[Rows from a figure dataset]
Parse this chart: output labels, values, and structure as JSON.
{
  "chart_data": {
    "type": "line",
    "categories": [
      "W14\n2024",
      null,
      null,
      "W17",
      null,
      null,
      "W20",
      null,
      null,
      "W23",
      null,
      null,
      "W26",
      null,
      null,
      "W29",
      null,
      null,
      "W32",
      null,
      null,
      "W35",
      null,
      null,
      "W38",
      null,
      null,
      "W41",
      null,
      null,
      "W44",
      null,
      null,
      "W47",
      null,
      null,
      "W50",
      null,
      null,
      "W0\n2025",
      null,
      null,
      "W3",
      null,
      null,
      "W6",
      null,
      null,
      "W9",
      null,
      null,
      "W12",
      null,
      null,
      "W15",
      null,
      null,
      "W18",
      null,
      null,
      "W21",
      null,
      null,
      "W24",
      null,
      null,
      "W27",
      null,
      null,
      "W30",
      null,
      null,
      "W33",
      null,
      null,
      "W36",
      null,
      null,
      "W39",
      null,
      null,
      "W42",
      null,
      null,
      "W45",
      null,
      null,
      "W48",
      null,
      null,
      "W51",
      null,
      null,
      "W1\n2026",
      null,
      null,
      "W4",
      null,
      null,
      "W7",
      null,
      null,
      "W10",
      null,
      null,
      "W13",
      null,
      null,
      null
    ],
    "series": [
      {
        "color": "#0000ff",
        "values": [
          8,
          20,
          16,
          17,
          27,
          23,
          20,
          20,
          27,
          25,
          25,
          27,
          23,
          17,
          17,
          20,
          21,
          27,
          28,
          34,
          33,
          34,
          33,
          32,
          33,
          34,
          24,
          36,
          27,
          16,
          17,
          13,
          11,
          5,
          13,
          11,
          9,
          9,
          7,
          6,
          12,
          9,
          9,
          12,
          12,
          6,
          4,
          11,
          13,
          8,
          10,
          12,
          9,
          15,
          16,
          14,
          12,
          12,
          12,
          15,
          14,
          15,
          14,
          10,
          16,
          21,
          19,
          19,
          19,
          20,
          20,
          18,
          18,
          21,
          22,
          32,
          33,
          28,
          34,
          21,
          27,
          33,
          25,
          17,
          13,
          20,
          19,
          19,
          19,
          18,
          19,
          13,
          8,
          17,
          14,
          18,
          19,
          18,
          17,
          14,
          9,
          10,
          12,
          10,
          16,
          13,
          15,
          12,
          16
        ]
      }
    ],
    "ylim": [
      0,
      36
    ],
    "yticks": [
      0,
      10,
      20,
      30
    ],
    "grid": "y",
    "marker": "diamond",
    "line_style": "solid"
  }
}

» Stated exercise
Extract every line above that contains the word "values".

» Task output
Parse this chart: output labels, values, and structure as JSON.
        "values": [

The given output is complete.